Studio album by Art Blakey and the Jazz Messengers
- Released: Mid-August 1967
- Recorded: August 7 & 14, 1960
- Studio: Van Gelder Studio, Englewood Cliffs, NJ
- Genre: Jazz
- Length: 39:56 original LP
- Label: Blue Note BST 84245
- Producer: Alfred Lion

Art Blakey and the Jazz Messengers chronology
| Soul Finger (1965) | Like Someone in Love (1967) | The Witch Doctor (1969) |

= Like Someone in Love (Art Blakey album) =

Like Someone in Love is an album by Art Blakey and The Jazz Messengers. It was recorded in August 1960, at the same sessions which produced A Night in Tunisia, but was released on Blue Note only in August 1967. It features performances by Blakey with Lee Morgan, Wayne Shorter, Bobby Timmons, and Jymie Merritt.

· · · · ·

Instructions —
1. From the text on Like Someone in Love, copy the passage between "Art Blakey and the Jazz Messengers chronology" and "and Jymie Merritt.", inclusive.
2. Name every musician that the text on Like Someone in Love says performs alongside Blakey on the album.
The data that comes next isn't needed for anything here.

Given data —

· · · · ·

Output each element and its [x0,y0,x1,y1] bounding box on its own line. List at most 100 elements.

· · · · ·

Responses —
1.
Art Blakey and the Jazz Messengers chronology
| Soul Finger (1965) | Like Someone in Love (1967) | The Witch Doctor (1969) |

= Like Someone in Love (Art Blakey album) =

Like Someone in Love is an album by Art Blakey and The Jazz Messengers. It was recorded in August 1960, at the same sessions which produced A Night in Tunisia, but was released on Blue Note only in August 1967. It features performances by Blakey with Lee Morgan, Wayne Shorter, Bobby Timmons, and Jymie Merritt.

2. Lee Morgan, Wayne Shorter, Bobby Timmons, Jymie Merritt